RECORDS FOR THE TASK:
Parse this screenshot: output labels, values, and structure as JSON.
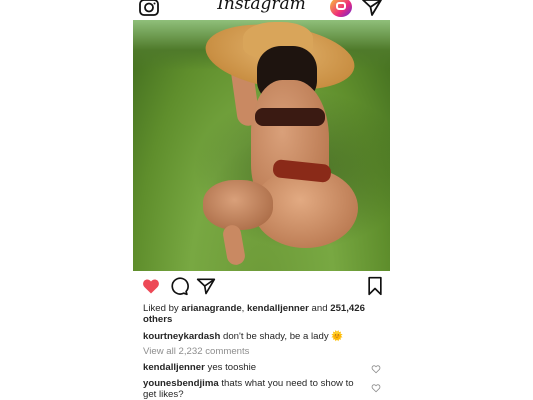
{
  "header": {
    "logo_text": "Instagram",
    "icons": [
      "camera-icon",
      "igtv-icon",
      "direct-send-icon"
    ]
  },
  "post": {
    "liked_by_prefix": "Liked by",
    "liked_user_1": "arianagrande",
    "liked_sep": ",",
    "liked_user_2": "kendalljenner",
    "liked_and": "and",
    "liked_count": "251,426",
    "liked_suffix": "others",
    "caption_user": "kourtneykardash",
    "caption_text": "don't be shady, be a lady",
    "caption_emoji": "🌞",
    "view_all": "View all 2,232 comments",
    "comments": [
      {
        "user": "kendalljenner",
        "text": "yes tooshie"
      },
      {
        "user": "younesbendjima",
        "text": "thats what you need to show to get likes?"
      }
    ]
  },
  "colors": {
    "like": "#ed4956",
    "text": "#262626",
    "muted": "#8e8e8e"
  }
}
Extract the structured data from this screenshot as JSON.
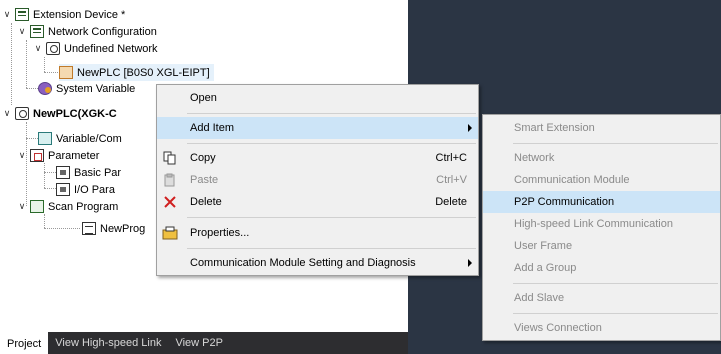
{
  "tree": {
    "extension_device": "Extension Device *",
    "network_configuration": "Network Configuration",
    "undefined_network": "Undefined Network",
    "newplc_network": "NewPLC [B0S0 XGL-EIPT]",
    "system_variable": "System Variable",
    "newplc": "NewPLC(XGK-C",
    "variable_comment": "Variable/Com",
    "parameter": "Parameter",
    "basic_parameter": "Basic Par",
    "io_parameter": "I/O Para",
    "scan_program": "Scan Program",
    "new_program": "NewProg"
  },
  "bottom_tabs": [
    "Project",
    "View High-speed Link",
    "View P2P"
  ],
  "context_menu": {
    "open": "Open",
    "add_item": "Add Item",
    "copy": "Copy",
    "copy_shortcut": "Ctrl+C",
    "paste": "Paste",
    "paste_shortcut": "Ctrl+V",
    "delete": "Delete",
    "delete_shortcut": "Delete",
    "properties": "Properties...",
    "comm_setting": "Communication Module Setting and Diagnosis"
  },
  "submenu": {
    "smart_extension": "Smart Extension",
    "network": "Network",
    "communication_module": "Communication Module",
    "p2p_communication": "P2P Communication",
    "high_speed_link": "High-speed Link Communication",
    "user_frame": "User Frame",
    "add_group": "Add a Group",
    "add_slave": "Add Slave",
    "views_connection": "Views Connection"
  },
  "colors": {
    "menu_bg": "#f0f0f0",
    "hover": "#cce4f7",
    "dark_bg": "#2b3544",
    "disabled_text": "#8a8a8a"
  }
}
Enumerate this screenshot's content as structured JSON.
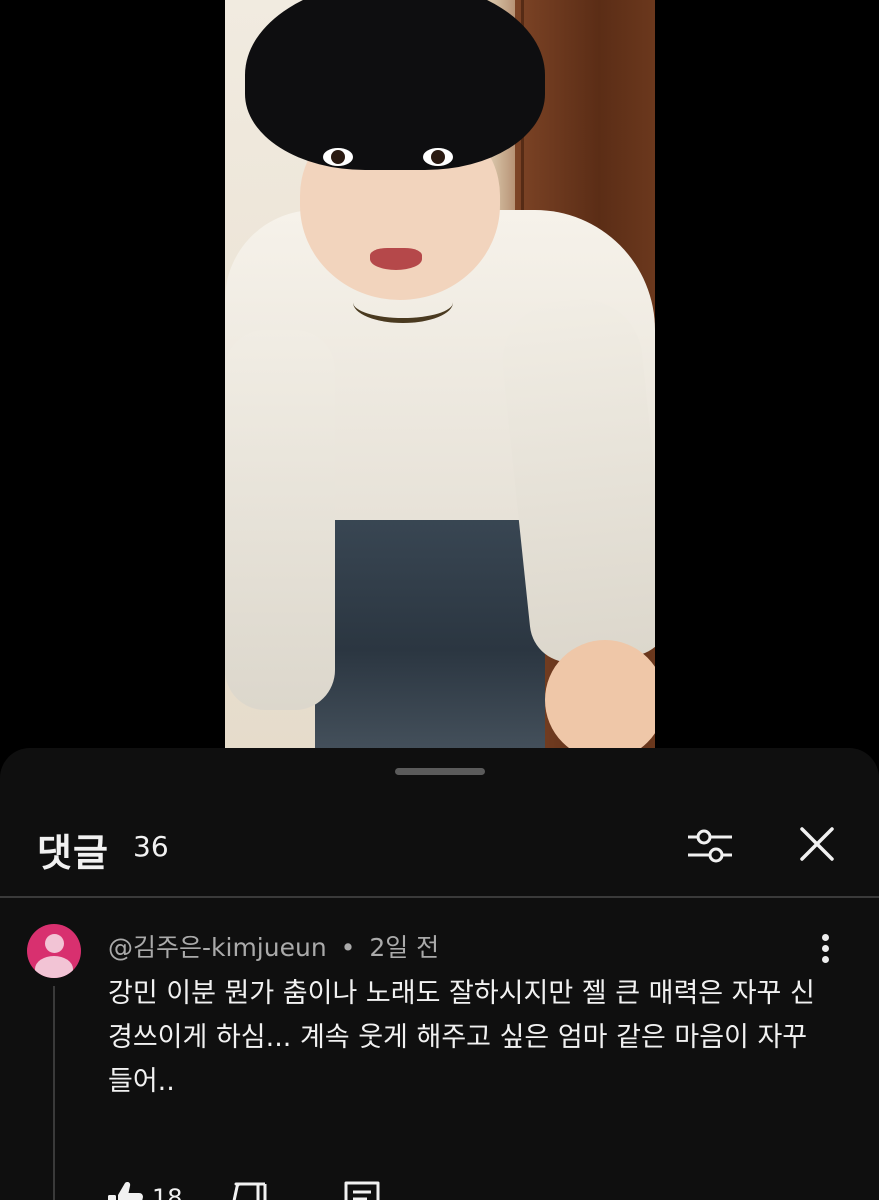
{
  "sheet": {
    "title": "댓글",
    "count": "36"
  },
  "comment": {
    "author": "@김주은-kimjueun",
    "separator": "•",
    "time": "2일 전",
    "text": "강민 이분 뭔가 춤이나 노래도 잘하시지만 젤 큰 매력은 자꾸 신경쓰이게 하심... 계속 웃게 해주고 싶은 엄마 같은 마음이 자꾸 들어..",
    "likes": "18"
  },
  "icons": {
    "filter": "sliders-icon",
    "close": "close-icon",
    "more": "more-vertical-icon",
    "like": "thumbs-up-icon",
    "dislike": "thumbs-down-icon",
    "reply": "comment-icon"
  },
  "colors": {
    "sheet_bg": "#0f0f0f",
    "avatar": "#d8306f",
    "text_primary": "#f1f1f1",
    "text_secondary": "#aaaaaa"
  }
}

THE PROBLEM:
In the records, locate each line holding the string "Link" and copy it.

SOLUTION BELOW:
    "View High-speed Link",
    "high_speed_link": "High-speed Link Communication",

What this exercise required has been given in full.